Please print every line from the one containing "Convert this chart to structured JSON data." through the last line of the records below, exactly as written and nothing more.

▶ **Records provided**:
• • •

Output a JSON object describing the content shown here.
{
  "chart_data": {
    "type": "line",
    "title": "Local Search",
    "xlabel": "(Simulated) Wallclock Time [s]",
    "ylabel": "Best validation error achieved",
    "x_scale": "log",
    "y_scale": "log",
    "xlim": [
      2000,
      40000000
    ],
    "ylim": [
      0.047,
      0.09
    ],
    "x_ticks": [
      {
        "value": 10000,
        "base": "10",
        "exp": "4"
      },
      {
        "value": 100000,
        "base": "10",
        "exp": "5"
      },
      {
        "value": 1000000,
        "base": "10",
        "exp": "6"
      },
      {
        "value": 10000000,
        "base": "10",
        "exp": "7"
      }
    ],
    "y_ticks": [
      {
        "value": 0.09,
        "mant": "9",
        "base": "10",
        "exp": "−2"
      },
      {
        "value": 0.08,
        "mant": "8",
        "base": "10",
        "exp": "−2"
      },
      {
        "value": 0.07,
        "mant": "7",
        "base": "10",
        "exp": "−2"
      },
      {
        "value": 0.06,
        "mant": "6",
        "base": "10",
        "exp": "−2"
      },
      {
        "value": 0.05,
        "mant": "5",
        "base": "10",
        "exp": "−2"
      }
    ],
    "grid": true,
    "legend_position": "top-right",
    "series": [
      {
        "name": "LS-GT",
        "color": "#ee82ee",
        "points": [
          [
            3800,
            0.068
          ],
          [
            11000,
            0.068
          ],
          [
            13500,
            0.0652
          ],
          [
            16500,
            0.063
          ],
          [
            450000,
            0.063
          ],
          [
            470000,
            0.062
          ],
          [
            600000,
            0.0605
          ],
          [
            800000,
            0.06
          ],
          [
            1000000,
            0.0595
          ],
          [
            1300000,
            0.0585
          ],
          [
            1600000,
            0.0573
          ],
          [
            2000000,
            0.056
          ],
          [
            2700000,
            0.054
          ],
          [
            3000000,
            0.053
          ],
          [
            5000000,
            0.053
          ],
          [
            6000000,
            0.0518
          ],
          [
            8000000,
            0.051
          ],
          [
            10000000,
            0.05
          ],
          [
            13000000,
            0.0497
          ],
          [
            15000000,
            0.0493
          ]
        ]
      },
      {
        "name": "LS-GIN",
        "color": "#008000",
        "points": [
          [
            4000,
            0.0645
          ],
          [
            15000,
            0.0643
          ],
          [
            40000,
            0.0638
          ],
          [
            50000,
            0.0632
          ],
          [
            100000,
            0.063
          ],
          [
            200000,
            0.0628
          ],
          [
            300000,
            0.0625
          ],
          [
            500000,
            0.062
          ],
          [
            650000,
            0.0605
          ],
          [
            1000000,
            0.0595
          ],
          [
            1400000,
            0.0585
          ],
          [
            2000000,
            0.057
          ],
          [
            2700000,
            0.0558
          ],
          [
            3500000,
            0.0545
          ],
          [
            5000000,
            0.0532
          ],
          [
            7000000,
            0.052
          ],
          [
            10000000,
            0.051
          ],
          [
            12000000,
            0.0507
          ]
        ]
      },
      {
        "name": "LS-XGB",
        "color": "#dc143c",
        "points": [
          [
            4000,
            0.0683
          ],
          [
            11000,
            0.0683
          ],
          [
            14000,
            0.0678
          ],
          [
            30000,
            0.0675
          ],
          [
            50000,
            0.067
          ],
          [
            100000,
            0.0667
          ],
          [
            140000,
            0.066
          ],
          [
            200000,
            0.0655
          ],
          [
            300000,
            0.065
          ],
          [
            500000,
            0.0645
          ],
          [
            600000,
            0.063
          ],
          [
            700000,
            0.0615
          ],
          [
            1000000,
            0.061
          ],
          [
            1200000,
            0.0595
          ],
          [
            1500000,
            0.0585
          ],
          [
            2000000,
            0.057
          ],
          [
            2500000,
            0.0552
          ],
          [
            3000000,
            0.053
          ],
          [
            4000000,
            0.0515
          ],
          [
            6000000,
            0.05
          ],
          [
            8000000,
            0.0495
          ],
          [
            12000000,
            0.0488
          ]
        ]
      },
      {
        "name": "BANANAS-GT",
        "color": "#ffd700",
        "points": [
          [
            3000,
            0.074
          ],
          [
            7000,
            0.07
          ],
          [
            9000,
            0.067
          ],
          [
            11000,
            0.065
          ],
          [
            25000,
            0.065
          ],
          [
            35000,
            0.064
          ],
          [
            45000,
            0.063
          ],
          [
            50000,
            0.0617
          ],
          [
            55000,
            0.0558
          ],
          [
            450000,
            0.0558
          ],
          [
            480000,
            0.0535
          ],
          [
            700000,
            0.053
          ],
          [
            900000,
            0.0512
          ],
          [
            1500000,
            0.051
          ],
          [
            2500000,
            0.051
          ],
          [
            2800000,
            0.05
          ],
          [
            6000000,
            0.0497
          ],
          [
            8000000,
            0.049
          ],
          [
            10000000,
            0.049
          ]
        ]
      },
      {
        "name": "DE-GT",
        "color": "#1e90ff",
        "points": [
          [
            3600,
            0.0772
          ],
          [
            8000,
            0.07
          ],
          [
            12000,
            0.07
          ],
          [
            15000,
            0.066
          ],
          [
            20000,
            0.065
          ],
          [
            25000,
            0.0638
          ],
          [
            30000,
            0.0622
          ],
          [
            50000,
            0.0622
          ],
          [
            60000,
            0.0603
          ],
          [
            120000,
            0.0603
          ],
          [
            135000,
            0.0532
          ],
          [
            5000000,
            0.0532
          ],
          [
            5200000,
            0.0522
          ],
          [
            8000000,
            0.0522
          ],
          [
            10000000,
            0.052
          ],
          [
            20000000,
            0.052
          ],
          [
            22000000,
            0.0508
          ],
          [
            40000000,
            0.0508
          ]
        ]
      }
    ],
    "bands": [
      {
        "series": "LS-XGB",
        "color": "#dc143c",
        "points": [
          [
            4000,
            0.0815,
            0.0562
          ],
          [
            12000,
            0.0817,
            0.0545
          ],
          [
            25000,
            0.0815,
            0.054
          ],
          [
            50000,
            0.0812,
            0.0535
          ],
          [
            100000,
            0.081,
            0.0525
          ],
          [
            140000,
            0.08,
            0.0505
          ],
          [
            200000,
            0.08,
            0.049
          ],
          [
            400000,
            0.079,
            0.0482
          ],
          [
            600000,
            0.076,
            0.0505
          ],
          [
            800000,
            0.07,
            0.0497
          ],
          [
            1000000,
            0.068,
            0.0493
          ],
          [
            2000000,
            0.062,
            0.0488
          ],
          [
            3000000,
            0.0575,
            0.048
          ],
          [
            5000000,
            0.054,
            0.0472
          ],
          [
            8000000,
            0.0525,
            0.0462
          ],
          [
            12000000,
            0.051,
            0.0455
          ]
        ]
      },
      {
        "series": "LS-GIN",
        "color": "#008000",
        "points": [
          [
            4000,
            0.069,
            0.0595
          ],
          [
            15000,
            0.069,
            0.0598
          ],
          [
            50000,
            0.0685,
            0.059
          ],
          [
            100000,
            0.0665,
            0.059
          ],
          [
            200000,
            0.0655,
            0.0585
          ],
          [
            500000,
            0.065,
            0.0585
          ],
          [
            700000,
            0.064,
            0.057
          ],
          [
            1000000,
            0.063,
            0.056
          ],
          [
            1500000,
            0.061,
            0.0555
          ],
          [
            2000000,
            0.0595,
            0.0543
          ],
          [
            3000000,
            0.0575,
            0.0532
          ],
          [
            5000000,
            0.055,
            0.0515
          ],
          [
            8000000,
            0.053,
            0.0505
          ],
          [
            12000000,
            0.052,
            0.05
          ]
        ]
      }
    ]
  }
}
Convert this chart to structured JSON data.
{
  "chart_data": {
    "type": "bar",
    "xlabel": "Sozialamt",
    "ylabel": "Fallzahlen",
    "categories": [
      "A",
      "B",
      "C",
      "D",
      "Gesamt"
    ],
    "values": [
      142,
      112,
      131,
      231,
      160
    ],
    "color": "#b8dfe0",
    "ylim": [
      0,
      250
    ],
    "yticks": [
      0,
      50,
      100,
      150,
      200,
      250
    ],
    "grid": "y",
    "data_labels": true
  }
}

• • •

▶ **Output of the task**:
Convert this chart to structured JSON data.
{
  "chart_data": {
    "type": "bar",
    "xlabel": "Sozialamt",
    "ylabel": "Fallzahlen",
    "categories": [
      "A",
      "B",
      "C",
      "D",
      "Gesamt"
    ],
    "values": [
      142,
      112,
      131,
      231,
      160
    ],
    "color": "#b8dfe0",
    "ylim": [
      0,
      250
    ],
    "yticks": [
      0,
      50,
      100,
      150,
      200,
      250
    ],
    "grid": "y",
    "data_labels": true
  }
}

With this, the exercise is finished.